YOUR OBJECTIVE: An exact copy of every record is needed.

[Data records]
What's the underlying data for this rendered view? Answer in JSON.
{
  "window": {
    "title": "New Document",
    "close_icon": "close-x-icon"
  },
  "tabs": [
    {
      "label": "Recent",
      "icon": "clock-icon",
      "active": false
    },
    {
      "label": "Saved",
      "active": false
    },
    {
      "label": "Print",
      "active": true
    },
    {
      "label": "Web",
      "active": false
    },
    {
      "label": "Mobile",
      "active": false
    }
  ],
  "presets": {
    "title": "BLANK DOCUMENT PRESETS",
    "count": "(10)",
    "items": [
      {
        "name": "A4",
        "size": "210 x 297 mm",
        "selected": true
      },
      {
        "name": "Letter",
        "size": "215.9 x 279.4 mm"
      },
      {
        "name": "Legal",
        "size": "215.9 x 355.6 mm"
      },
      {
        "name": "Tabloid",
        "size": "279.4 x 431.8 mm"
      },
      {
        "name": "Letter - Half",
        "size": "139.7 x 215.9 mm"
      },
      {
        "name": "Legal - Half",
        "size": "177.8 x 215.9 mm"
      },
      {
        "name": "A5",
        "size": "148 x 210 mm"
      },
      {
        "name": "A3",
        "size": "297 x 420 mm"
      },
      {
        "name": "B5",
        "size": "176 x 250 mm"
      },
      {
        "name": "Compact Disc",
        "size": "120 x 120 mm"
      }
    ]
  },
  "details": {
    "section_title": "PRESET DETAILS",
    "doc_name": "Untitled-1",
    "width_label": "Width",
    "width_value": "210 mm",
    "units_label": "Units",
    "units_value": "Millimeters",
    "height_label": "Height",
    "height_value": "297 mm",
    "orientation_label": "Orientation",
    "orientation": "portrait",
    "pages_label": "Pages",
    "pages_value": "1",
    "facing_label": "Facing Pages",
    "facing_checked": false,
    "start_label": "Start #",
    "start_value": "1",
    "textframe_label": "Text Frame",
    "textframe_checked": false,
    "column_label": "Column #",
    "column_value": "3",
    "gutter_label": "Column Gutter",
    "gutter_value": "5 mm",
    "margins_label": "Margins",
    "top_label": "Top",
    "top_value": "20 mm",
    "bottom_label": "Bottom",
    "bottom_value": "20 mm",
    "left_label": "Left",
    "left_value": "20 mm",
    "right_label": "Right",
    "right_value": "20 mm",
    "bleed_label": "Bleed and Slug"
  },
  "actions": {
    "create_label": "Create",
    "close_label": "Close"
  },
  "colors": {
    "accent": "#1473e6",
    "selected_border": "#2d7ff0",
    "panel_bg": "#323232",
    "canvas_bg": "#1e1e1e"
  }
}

SOLUTION FOR THIS TASK:
What's the underlying data for this rendered view? Answer in JSON.
{
  "window": {
    "title": "New Document",
    "close_icon": "close-x-icon"
  },
  "tabs": [
    {
      "label": "Recent",
      "icon": "clock-icon",
      "active": false
    },
    {
      "label": "Saved",
      "active": false
    },
    {
      "label": "Print",
      "active": true
    },
    {
      "label": "Web",
      "active": false
    },
    {
      "label": "Mobile",
      "active": false
    }
  ],
  "presets": {
    "title": "BLANK DOCUMENT PRESETS",
    "count": "(10)",
    "items": [
      {
        "name": "A4",
        "size": "210 x 297 mm",
        "selected": true
      },
      {
        "name": "Letter",
        "size": "215.9 x 279.4 mm"
      },
      {
        "name": "Legal",
        "size": "215.9 x 355.6 mm"
      },
      {
        "name": "Tabloid",
        "size": "279.4 x 431.8 mm"
      },
      {
        "name": "Letter - Half",
        "size": "139.7 x 215.9 mm"
      },
      {
        "name": "Legal - Half",
        "size": "177.8 x 215.9 mm"
      },
      {
        "name": "A5",
        "size": "148 x 210 mm"
      },
      {
        "name": "A3",
        "size": "297 x 420 mm"
      },
      {
        "name": "B5",
        "size": "176 x 250 mm"
      },
      {
        "name": "Compact Disc",
        "size": "120 x 120 mm"
      }
    ]
  },
  "details": {
    "section_title": "PRESET DETAILS",
    "doc_name": "Untitled-1",
    "width_label": "Width",
    "width_value": "210 mm",
    "units_label": "Units",
    "units_value": "Millimeters",
    "height_label": "Height",
    "height_value": "297 mm",
    "orientation_label": "Orientation",
    "orientation": "portrait",
    "pages_label": "Pages",
    "pages_value": "1",
    "facing_label": "Facing Pages",
    "facing_checked": false,
    "start_label": "Start #",
    "start_value": "1",
    "textframe_label": "Text Frame",
    "textframe_checked": false,
    "column_label": "Column #",
    "column_value": "3",
    "gutter_label": "Column Gutter",
    "gutter_value": "5 mm",
    "margins_label": "Margins",
    "top_label": "Top",
    "top_value": "20 mm",
    "bottom_label": "Bottom",
    "bottom_value": "20 mm",
    "left_label": "Left",
    "left_value": "20 mm",
    "right_label": "Right",
    "right_value": "20 mm",
    "bleed_label": "Bleed and Slug"
  },
  "actions": {
    "create_label": "Create",
    "close_label": "Close"
  },
  "colors": {
    "accent": "#1473e6",
    "selected_border": "#2d7ff0",
    "panel_bg": "#323232",
    "canvas_bg": "#1e1e1e"
  }
}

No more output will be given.